*Recorded data*:
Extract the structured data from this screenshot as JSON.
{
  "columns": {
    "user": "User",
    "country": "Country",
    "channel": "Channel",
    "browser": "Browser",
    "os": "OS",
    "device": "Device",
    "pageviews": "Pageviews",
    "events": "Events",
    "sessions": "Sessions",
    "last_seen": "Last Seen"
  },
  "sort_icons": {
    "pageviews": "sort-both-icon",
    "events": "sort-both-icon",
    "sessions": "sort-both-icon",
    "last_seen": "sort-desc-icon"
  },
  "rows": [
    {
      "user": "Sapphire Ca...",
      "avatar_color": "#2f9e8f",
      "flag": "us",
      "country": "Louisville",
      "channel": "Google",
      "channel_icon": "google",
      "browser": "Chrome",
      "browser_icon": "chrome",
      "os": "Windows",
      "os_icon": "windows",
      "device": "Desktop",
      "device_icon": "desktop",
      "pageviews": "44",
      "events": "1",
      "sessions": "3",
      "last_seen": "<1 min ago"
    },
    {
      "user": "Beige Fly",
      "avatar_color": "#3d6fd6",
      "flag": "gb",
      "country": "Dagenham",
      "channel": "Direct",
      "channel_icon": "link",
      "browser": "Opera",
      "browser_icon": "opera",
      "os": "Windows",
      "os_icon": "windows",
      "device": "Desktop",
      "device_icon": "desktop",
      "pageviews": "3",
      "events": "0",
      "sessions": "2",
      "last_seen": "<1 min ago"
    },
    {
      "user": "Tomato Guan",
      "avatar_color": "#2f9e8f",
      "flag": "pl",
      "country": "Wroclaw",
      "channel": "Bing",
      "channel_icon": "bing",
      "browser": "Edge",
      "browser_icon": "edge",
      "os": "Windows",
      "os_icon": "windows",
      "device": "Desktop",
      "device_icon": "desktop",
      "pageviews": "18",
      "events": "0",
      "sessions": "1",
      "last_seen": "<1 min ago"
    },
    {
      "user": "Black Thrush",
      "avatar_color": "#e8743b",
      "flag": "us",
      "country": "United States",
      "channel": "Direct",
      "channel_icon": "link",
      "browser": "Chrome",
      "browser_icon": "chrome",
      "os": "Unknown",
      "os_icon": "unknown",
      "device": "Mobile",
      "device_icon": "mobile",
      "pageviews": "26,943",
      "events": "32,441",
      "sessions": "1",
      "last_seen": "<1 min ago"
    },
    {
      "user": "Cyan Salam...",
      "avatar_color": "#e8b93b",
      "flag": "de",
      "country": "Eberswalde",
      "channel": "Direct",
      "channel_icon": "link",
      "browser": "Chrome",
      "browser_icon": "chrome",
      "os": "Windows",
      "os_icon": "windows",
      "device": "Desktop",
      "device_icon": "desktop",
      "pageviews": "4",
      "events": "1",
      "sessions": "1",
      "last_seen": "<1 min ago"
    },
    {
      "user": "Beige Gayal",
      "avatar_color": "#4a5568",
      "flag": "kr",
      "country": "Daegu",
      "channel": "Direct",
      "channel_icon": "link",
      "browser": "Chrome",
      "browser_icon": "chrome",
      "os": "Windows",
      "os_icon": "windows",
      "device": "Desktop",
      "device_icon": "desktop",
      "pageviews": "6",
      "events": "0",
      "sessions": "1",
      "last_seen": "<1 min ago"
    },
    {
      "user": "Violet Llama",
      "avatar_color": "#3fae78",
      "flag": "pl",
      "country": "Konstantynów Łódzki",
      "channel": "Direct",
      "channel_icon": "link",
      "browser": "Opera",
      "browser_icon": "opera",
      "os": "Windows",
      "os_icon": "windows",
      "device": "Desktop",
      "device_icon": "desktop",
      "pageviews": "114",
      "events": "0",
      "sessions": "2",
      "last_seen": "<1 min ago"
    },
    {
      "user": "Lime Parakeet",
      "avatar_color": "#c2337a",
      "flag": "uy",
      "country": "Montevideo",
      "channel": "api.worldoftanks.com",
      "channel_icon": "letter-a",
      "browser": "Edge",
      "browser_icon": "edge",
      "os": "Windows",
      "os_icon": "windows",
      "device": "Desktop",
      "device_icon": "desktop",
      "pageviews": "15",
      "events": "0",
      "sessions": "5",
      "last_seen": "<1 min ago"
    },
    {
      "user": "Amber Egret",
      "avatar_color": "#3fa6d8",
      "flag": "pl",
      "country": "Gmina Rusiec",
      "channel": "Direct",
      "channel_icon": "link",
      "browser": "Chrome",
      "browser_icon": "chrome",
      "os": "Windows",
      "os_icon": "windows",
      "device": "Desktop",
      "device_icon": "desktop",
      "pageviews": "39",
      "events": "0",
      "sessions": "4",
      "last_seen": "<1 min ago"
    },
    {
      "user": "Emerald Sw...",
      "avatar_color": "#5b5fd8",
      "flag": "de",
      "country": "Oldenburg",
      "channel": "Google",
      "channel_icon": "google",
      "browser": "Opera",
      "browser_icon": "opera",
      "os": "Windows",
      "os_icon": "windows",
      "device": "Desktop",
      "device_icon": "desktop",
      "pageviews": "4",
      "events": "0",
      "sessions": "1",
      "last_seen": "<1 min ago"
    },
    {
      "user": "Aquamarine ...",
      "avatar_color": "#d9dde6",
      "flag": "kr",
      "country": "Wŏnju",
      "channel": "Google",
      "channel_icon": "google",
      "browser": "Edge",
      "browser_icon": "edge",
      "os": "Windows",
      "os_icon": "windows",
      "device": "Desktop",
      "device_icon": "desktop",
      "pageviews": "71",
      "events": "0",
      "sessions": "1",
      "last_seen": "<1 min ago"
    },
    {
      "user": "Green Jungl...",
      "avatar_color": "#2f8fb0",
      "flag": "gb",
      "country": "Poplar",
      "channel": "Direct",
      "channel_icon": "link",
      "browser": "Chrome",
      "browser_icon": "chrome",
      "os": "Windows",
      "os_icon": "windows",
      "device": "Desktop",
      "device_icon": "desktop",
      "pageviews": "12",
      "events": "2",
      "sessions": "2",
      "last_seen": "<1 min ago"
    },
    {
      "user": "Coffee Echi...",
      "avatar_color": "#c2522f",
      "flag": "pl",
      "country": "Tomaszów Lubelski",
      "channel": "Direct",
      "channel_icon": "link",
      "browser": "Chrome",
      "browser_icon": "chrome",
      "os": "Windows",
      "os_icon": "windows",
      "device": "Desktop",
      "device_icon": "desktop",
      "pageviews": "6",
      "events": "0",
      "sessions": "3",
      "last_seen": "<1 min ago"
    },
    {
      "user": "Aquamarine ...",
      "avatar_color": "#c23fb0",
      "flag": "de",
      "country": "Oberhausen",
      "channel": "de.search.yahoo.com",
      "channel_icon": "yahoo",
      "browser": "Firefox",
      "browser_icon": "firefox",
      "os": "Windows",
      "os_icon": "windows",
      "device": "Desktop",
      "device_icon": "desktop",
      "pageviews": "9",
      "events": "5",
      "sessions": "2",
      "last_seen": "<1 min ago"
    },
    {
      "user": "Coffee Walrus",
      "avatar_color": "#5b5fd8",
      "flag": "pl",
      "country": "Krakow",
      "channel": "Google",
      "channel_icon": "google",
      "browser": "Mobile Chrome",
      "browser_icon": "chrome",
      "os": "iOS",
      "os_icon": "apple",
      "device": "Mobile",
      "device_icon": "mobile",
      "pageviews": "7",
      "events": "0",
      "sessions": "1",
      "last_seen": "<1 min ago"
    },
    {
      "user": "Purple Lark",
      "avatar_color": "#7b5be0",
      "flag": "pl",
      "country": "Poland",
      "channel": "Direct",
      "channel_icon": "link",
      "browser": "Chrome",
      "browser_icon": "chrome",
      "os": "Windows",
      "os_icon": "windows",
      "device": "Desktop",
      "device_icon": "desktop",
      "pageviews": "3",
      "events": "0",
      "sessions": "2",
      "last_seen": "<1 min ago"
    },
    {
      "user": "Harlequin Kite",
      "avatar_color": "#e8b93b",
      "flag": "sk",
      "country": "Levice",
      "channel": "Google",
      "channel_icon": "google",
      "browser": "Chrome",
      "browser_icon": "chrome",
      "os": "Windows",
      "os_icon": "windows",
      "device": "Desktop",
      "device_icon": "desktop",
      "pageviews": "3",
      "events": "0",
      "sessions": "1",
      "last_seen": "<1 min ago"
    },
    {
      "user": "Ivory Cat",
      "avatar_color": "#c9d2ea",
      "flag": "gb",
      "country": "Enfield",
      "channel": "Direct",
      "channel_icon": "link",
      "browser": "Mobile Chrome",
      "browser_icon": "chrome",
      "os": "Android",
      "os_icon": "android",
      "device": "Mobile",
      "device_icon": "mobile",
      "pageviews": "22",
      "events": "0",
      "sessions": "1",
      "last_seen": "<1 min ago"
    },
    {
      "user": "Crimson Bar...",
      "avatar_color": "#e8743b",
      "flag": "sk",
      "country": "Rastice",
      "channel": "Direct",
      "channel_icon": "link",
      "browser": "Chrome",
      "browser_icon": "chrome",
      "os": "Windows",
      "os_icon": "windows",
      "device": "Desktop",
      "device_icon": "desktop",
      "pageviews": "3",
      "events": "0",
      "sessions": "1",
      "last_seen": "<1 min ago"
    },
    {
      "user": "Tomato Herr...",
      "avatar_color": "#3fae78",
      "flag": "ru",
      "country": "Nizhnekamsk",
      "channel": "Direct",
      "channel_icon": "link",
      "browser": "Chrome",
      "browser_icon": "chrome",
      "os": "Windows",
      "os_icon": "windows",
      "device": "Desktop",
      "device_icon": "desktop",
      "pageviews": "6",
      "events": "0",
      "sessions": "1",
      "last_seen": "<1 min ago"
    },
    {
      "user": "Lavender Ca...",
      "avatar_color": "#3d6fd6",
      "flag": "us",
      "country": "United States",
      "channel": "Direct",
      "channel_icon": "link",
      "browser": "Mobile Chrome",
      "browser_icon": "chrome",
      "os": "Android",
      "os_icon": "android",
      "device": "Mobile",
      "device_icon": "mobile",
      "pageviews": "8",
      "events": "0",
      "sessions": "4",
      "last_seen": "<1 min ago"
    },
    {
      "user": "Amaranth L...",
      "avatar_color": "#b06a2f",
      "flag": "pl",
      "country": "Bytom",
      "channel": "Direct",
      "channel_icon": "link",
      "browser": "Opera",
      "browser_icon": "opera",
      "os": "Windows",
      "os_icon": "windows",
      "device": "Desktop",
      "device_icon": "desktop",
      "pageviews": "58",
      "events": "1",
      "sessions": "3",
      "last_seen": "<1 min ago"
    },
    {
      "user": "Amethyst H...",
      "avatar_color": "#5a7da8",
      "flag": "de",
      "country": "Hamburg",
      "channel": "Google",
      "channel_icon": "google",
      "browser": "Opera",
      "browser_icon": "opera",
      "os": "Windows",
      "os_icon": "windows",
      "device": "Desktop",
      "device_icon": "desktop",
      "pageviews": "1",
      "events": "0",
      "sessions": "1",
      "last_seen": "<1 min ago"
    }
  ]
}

*Description of the task*:
Report each line of the material above where the word "both" appears.

*In response*:
    "pageviews": "sort-both-icon",
    "events": "sort-both-icon",
    "sessions": "sort-both-icon",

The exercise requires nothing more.